WORK TO COMPLETE: Write each line out exactly, leaving none out.

DATA LINES:
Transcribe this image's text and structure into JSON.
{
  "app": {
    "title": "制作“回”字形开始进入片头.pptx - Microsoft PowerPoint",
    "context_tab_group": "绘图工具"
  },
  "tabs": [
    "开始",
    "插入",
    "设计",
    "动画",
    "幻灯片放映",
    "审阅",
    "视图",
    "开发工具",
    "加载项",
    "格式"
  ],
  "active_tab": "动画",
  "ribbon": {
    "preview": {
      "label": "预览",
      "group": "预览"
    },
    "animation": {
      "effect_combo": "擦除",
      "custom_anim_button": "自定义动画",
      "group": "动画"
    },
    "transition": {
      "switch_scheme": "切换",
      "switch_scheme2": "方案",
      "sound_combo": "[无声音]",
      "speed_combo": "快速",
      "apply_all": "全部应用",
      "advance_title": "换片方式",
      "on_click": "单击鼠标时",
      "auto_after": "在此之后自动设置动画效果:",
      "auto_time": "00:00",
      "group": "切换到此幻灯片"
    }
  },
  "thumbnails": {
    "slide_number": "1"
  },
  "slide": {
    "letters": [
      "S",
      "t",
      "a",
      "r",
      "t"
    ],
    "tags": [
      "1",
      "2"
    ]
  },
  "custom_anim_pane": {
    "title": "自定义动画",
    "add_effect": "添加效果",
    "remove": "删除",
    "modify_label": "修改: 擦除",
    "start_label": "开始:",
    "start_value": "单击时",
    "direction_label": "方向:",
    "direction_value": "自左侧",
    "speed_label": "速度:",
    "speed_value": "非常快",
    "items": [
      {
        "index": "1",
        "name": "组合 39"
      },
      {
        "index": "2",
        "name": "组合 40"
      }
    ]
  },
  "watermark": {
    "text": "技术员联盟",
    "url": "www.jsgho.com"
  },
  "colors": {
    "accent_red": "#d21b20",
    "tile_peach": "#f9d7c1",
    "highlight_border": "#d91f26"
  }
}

PROBLEM SOLUTION:
Transcribe this image's text and structure into JSON.
{
  "app": {
    "title": "制作“回”字形开始进入片头.pptx - Microsoft PowerPoint",
    "context_tab_group": "绘图工具"
  },
  "tabs": [
    "开始",
    "插入",
    "设计",
    "动画",
    "幻灯片放映",
    "审阅",
    "视图",
    "开发工具",
    "加载项",
    "格式"
  ],
  "active_tab": "动画",
  "ribbon": {
    "preview": {
      "label": "预览",
      "group": "预览"
    },
    "animation": {
      "effect_combo": "擦除",
      "custom_anim_button": "自定义动画",
      "group": "动画"
    },
    "transition": {
      "switch_scheme": "切换",
      "switch_scheme2": "方案",
      "sound_combo": "[无声音]",
      "speed_combo": "快速",
      "apply_all": "全部应用",
      "advance_title": "换片方式",
      "on_click": "单击鼠标时",
      "auto_after": "在此之后自动设置动画效果:",
      "auto_time": "00:00",
      "group": "切换到此幻灯片"
    }
  },
  "thumbnails": {
    "slide_number": "1"
  },
  "slide": {
    "letters": [
      "S",
      "t",
      "a",
      "r",
      "t"
    ],
    "tags": [
      "1",
      "2"
    ]
  },
  "custom_anim_pane": {
    "title": "自定义动画",
    "add_effect": "添加效果",
    "remove": "删除",
    "modify_label": "修改: 擦除",
    "start_label": "开始:",
    "start_value": "单击时",
    "direction_label": "方向:",
    "direction_value": "自左侧",
    "speed_label": "速度:",
    "speed_value": "非常快",
    "items": [
      {
        "index": "1",
        "name": "组合 39"
      },
      {
        "index": "2",
        "name": "组合 40"
      }
    ]
  },
  "watermark": {
    "text": "技术员联盟",
    "url": "www.jsgho.com"
  },
  "colors": {
    "accent_red": "#d21b20",
    "tile_peach": "#f9d7c1",
    "highlight_border": "#d91f26"
  }
}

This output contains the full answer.